— START OF DATASET RECORDS —

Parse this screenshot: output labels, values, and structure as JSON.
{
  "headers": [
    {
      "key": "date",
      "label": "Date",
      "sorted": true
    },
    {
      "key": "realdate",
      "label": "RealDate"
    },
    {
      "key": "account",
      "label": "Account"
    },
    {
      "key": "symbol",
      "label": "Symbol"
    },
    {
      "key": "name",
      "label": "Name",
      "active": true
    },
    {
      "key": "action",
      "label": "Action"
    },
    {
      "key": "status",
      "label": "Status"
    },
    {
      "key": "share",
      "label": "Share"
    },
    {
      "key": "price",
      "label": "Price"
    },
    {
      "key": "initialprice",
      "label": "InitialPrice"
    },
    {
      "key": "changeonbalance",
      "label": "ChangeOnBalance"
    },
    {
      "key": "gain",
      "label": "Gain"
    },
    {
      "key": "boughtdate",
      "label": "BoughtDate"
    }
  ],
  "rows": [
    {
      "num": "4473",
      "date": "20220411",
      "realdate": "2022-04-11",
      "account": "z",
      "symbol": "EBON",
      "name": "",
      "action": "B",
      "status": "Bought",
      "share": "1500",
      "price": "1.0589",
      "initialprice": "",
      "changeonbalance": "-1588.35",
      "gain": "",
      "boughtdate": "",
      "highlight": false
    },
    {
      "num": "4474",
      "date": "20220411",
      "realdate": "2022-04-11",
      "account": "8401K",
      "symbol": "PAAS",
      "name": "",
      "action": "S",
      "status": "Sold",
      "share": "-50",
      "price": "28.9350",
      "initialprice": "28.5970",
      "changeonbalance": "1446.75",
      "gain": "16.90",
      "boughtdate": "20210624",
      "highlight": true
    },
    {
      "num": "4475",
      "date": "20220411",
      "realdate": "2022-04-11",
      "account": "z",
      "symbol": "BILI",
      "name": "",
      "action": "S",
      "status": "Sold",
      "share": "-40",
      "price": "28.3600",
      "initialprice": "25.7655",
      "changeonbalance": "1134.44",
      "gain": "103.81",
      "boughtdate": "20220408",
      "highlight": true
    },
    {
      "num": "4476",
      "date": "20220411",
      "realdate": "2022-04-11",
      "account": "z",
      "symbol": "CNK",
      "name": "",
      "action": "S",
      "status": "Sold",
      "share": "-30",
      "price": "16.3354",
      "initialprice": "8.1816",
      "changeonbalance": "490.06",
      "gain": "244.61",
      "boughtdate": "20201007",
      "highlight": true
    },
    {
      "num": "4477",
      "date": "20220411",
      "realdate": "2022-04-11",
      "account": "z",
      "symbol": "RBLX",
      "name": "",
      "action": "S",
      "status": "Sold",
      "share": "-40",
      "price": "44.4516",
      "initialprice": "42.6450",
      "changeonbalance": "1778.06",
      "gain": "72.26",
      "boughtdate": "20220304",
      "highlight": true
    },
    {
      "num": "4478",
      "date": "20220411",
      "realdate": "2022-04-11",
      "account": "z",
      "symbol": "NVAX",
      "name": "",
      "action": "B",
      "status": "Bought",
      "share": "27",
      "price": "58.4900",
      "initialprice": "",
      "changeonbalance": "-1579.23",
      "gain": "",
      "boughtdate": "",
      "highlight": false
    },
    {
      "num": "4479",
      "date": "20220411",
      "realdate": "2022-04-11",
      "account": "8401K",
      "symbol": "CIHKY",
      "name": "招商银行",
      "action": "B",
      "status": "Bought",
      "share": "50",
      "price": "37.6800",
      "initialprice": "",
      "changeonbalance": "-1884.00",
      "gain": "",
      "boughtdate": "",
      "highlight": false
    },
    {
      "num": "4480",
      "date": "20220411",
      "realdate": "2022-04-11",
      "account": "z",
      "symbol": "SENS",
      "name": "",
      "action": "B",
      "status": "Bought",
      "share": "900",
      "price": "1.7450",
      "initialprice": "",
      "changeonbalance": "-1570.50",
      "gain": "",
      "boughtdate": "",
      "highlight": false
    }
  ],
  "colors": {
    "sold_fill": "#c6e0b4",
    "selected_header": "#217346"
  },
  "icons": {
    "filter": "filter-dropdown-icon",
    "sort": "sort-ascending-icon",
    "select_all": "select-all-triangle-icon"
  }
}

— END OF DATASET RECORDS —

» GIVEN PROBLEM: Return the entries above exactly, each one complete.

» EXERCISE ANSWER:
Parse this screenshot: output labels, values, and structure as JSON.
{
  "headers": [
    {
      "key": "date",
      "label": "Date",
      "sorted": true
    },
    {
      "key": "realdate",
      "label": "RealDate"
    },
    {
      "key": "account",
      "label": "Account"
    },
    {
      "key": "symbol",
      "label": "Symbol"
    },
    {
      "key": "name",
      "label": "Name",
      "active": true
    },
    {
      "key": "action",
      "label": "Action"
    },
    {
      "key": "status",
      "label": "Status"
    },
    {
      "key": "share",
      "label": "Share"
    },
    {
      "key": "price",
      "label": "Price"
    },
    {
      "key": "initialprice",
      "label": "InitialPrice"
    },
    {
      "key": "changeonbalance",
      "label": "ChangeOnBalance"
    },
    {
      "key": "gain",
      "label": "Gain"
    },
    {
      "key": "boughtdate",
      "label": "BoughtDate"
    }
  ],
  "rows": [
    {
      "num": "4473",
      "date": "20220411",
      "realdate": "2022-04-11",
      "account": "z",
      "symbol": "EBON",
      "name": "",
      "action": "B",
      "status": "Bought",
      "share": "1500",
      "price": "1.0589",
      "initialprice": "",
      "changeonbalance": "-1588.35",
      "gain": "",
      "boughtdate": "",
      "highlight": false
    },
    {
      "num": "4474",
      "date": "20220411",
      "realdate": "2022-04-11",
      "account": "8401K",
      "symbol": "PAAS",
      "name": "",
      "action": "S",
      "status": "Sold",
      "share": "-50",
      "price": "28.9350",
      "initialprice": "28.5970",
      "changeonbalance": "1446.75",
      "gain": "16.90",
      "boughtdate": "20210624",
      "highlight": true
    },
    {
      "num": "4475",
      "date": "20220411",
      "realdate": "2022-04-11",
      "account": "z",
      "symbol": "BILI",
      "name": "",
      "action": "S",
      "status": "Sold",
      "share": "-40",
      "price": "28.3600",
      "initialprice": "25.7655",
      "changeonbalance": "1134.44",
      "gain": "103.81",
      "boughtdate": "20220408",
      "highlight": true
    },
    {
      "num": "4476",
      "date": "20220411",
      "realdate": "2022-04-11",
      "account": "z",
      "symbol": "CNK",
      "name": "",
      "action": "S",
      "status": "Sold",
      "share": "-30",
      "price": "16.3354",
      "initialprice": "8.1816",
      "changeonbalance": "490.06",
      "gain": "244.61",
      "boughtdate": "20201007",
      "highlight": true
    },
    {
      "num": "4477",
      "date": "20220411",
      "realdate": "2022-04-11",
      "account": "z",
      "symbol": "RBLX",
      "name": "",
      "action": "S",
      "status": "Sold",
      "share": "-40",
      "price": "44.4516",
      "initialprice": "42.6450",
      "changeonbalance": "1778.06",
      "gain": "72.26",
      "boughtdate": "20220304",
      "highlight": true
    },
    {
      "num": "4478",
      "date": "20220411",
      "realdate": "2022-04-11",
      "account": "z",
      "symbol": "NVAX",
      "name": "",
      "action": "B",
      "status": "Bought",
      "share": "27",
      "price": "58.4900",
      "initialprice": "",
      "changeonbalance": "-1579.23",
      "gain": "",
      "boughtdate": "",
      "highlight": false
    },
    {
      "num": "4479",
      "date": "20220411",
      "realdate": "2022-04-11",
      "account": "8401K",
      "symbol": "CIHKY",
      "name": "招商银行",
      "action": "B",
      "status": "Bought",
      "share": "50",
      "price": "37.6800",
      "initialprice": "",
      "changeonbalance": "-1884.00",
      "gain": "",
      "boughtdate": "",
      "highlight": false
    },
    {
      "num": "4480",
      "date": "20220411",
      "realdate": "2022-04-11",
      "account": "z",
      "symbol": "SENS",
      "name": "",
      "action": "B",
      "status": "Bought",
      "share": "900",
      "price": "1.7450",
      "initialprice": "",
      "changeonbalance": "-1570.50",
      "gain": "",
      "boughtdate": "",
      "highlight": false
    }
  ],
  "colors": {
    "sold_fill": "#c6e0b4",
    "selected_header": "#217346"
  },
  "icons": {
    "filter": "filter-dropdown-icon",
    "sort": "sort-ascending-icon",
    "select_all": "select-all-triangle-icon"
  }
}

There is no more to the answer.